* [Texto de lectura]
++++++++++++++++++++

Genio y figura hasta la sepultura

De entrada, la Covid-19 no nos cambia. Se limita a intervenir, a través de nuestros cuerpos, en las cosas. Modifica drásticamente el entorno. Quizá con el tiempo, aprendida la lección, comencemos a virar el rumbo. Mientras tanto, lo que fuimos antes del virus, seguimos siéndolo durante y, previsiblemente, después. Ejemplos, a patadas.

Genio y figura hasta la sepultura”, reza muy expresivamente el dicho, refiriéndose a quienes pase lo que pase, incluida la acción de los cuatro jinetes del Apocalipsis, no cambian ni de carácter (genio), ni de figura (apariencia). Es más, no faltan quienes en momentos de tribulación magnifican sus rasgos más extremos, hasta caer en el delirio. Así, se les acaba viendo mejor el plumero.

De lo general a lo particular. Donald Trump, presidente de los Estados Unidos de América, empezó mofándose del coronavirus; siguió utilizándolo como arma arrojadiza contra China; luego planteó el dilema entre la vida y los dividendos, y ha acabado erigiéndose en comandante en jefe de la guerra contra la epidemia. Todo un ejemplo de nacional-esencialismo, al que se sumó entusiásticamente su fotocopia británica Boris Johnson que, gracioso, propuso que la “naturaleza actúe”; es decir, que la parca se lleve por delante a quien fuera, sin ponerle freno. Como en la economía ultra-liberal, vamos.

Por otras latitudes, más de lo mismo. El presidente de Filipinas, Rodrigo Duterte, ha ordenado que se dispare a matar a quienes violen la cuarentena.  Ya lo hizo contra quienes su policía considerara traficantes o consumidores de drogas. Balance: 5.000 muertos. Jair Bolsonaro, presidente de Brasil, y amigo del comandante en jefe, calificó el coronavirus de “gripecita”, y acusó a los gobernadores de “destructores de empleos”, por tomar medidas de contención. Nada nuevo bajo el sol, em casa do canalha

En la variable, digamos, miserable, del genio y figura, se lleva la palma Victor Orban, primer ministro de Hungría que, aprovechándose de la pandemia, ha rematado la faena de lo que venía preparando hace tiempo: dotarse de poderes extraordinarios indefinidos, cargarse la democracia, con la complicidad, del Partido Popular Europeo. A Vladimir Putin, presidente de la Federación Rusa, le ha pillado la Covid-19 en plena faena de lo mismo. Mark Rutte, del Partido Popular holandés y primer ministro de los Países Bajos, egoísta e insolidario, se negó en redondo a crear un bono europeo para hacer frente a la epidemia. Llueve sobre mojado.

++++++++++++++++++++

* [Actividades]
1) Copia literalmente el fragmento del artículo que empieza con las palabras "De entrada, la" y termina con "mejor el plumero.".
2) Según el artículo, ¿cuántos muertos dejó la acción de Rodrigo Duterte contra quienes su policía consideró traficantes o consumidores de drogas?
3) Resume en forma de lista el párrafo del artículo que comienza con «En la variable, digamos, miserable» y conserva sus datos principales.

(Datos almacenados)
++++++++++++++++++++

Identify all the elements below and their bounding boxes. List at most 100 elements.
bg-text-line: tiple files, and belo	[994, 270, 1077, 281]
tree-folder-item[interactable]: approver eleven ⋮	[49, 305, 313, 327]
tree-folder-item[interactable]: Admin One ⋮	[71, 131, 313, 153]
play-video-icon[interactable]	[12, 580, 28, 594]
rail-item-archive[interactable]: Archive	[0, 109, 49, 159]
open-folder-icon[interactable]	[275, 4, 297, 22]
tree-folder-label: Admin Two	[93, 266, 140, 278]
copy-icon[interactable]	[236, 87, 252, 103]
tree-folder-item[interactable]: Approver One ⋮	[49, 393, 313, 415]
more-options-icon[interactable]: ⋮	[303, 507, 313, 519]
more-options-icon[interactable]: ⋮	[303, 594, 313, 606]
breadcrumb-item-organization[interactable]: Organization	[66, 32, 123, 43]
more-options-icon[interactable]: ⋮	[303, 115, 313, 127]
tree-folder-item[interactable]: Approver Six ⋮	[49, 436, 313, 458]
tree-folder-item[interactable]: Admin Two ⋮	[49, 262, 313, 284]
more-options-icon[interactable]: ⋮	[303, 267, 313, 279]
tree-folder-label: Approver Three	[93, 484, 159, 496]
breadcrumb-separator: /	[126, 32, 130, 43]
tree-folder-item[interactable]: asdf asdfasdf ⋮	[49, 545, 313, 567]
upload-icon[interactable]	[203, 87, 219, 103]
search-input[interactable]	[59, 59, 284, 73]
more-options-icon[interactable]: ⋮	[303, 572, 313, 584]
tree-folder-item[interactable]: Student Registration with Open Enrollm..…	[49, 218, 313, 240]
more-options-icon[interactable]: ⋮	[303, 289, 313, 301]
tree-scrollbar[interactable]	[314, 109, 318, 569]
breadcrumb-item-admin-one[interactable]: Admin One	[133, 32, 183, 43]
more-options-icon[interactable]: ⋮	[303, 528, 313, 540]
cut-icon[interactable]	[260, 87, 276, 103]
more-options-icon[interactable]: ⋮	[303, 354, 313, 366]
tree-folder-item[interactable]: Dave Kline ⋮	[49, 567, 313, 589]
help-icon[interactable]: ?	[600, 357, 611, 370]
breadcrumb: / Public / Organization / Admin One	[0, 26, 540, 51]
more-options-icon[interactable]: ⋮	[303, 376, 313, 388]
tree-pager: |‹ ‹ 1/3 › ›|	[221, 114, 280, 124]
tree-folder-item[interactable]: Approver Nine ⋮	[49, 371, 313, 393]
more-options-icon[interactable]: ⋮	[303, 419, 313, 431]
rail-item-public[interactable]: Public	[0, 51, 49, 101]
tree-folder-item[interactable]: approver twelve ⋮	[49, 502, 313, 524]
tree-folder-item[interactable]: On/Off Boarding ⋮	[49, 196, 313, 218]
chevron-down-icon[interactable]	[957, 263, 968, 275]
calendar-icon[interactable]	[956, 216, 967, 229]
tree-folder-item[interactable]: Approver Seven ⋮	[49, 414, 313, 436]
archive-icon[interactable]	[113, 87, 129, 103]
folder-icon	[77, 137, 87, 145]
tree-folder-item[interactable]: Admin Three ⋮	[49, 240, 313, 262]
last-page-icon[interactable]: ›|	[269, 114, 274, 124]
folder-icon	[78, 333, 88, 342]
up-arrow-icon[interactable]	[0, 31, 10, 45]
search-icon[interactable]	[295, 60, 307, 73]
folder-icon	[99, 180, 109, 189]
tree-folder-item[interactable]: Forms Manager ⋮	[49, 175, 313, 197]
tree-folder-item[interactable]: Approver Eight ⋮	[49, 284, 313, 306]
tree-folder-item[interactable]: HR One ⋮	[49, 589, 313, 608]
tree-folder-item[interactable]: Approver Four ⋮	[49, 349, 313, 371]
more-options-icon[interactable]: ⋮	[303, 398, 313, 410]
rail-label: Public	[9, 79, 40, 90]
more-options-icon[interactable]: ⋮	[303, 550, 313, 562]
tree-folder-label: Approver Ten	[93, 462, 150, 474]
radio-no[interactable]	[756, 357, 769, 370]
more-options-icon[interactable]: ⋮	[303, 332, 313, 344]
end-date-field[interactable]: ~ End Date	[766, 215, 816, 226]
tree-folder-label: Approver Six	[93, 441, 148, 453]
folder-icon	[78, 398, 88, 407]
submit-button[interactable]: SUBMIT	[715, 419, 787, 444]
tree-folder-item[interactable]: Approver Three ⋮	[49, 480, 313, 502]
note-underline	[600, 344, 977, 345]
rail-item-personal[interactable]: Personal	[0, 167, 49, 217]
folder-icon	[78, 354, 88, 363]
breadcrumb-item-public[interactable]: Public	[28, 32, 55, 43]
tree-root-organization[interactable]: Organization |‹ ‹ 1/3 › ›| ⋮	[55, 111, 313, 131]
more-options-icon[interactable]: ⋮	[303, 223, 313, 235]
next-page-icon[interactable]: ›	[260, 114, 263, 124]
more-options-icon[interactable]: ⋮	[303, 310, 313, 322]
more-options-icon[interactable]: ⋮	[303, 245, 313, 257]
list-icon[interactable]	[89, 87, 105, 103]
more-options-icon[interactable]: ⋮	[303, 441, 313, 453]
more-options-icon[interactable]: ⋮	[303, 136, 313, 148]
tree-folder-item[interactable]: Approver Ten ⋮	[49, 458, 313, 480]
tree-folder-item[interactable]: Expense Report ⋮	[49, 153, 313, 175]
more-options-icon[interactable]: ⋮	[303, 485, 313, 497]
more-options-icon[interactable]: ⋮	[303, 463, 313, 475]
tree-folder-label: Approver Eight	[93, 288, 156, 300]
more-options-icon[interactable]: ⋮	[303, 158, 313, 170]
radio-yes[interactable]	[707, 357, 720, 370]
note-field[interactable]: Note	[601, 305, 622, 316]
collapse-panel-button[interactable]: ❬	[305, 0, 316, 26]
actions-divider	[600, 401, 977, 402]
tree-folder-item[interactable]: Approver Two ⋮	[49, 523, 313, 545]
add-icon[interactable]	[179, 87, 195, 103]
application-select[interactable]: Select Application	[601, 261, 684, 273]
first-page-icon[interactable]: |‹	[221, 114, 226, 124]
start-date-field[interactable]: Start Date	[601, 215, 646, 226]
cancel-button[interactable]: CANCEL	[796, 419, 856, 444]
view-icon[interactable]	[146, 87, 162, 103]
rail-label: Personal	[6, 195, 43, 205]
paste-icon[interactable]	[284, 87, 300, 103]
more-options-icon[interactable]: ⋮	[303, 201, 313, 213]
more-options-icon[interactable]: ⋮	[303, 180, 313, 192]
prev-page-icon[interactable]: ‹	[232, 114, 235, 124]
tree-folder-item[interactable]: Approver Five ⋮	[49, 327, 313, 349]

++++++++++++++++++++

* [Respuestas]
1)
De entrada, la Covid-19 no nos cambia. Se limita a intervenir, a través de nuestros cuerpos, en las cosas. Modifica drásticamente el entorno. Quizá con el tiempo, aprendida la lección, comencemos a virar el rumbo. Mientras tanto, lo que fuimos antes del virus, seguimos siéndolo durante y, previsiblemente, después. Ejemplos, a patadas.

Genio y figura hasta la sepultura”, reza muy expresivamente el dicho, refiriéndose a quienes pase lo que pase, incluida la acción de los cuatro jinetes del Apocalipsis, no cambian ni de carácter (genio), ni de figura (apariencia). Es más, no faltan quienes en momentos de tribulación magnifican sus rasgos más extremos, hasta caer en el delirio. Así, se les acaba viendo mejor el plumero.

2) 5.000 muertos.

3)
- Victor Orban, primer ministro de Hungría, aprovechó la pandemia para dotarse de poderes extraordinarios indefinidos y cargarse la democracia, con la complicidad del Partido Popular Europeo.
- A Vladimir Putin, presidente de la Federación Rusa, la Covid-19 lo pilló haciendo lo mismo.
- Mark Rutte, del Partido Popular holandés y primer ministro de los Países Bajos, se negó a crear un bono europeo para hacer frente a la epidemia.